---------- Source material ----------
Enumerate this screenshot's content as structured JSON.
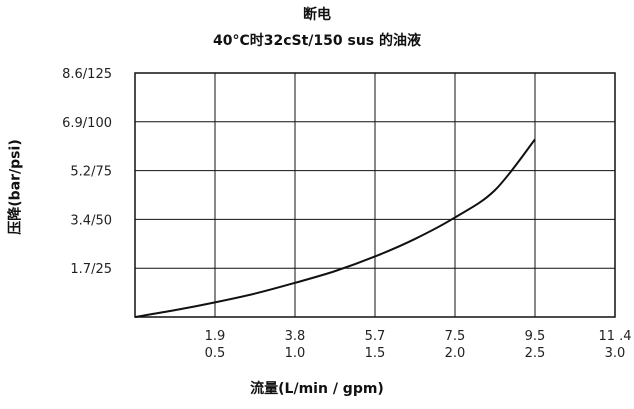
{
  "chart_data": {
    "type": "line",
    "title": "断电",
    "subtitle": "40°C时32cSt/150 sus 的油液",
    "xlabel": "流量(L/min / gpm)",
    "ylabel": "压降(bar/psi)",
    "x_ticks_lpm": [
      "1.9",
      "3.8",
      "5.7",
      "7.5",
      "9.5",
      "11 .4"
    ],
    "x_ticks_gpm": [
      "0.5",
      "1.0",
      "1.5",
      "2.0",
      "2.5",
      "3.0"
    ],
    "x_tick_values": [
      0.5,
      1.0,
      1.5,
      2.0,
      2.5,
      3.0
    ],
    "y_ticks": [
      "1.7/25",
      "3.4/50",
      "5.2/75",
      "6.9/100",
      "8.6/125"
    ],
    "y_tick_values": [
      25,
      50,
      75,
      100,
      125
    ],
    "xlim": [
      0,
      3.0
    ],
    "ylim": [
      0,
      125
    ],
    "grid": true,
    "series": [
      {
        "x": [
          0,
          0.25,
          0.5,
          0.75,
          1.0,
          1.25,
          1.5,
          1.75,
          2.0,
          2.25,
          2.5
        ],
        "y": [
          0,
          3.5,
          7.5,
          12,
          17.5,
          23.5,
          31,
          40,
          51,
          65,
          91
        ]
      }
    ]
  }
}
----------
What the task requires »
Leave the pictures out and copy the rest of the data exactly.

Exercise output »
Enumerate this screenshot's content as structured JSON.
{
  "chart_data": {
    "type": "line",
    "title": "断电",
    "subtitle": "40°C时32cSt/150 sus 的油液",
    "xlabel": "流量(L/min / gpm)",
    "ylabel": "压降(bar/psi)",
    "x_ticks_lpm": [
      "1.9",
      "3.8",
      "5.7",
      "7.5",
      "9.5",
      "11 .4"
    ],
    "x_ticks_gpm": [
      "0.5",
      "1.0",
      "1.5",
      "2.0",
      "2.5",
      "3.0"
    ],
    "x_tick_values": [
      0.5,
      1.0,
      1.5,
      2.0,
      2.5,
      3.0
    ],
    "y_ticks": [
      "1.7/25",
      "3.4/50",
      "5.2/75",
      "6.9/100",
      "8.6/125"
    ],
    "y_tick_values": [
      25,
      50,
      75,
      100,
      125
    ],
    "xlim": [
      0,
      3.0
    ],
    "ylim": [
      0,
      125
    ],
    "grid": true,
    "series": [
      {
        "x": [
          0,
          0.25,
          0.5,
          0.75,
          1.0,
          1.25,
          1.5,
          1.75,
          2.0,
          2.25,
          2.5
        ],
        "y": [
          0,
          3.5,
          7.5,
          12,
          17.5,
          23.5,
          31,
          40,
          51,
          65,
          91
        ]
      }
    ]
  }
}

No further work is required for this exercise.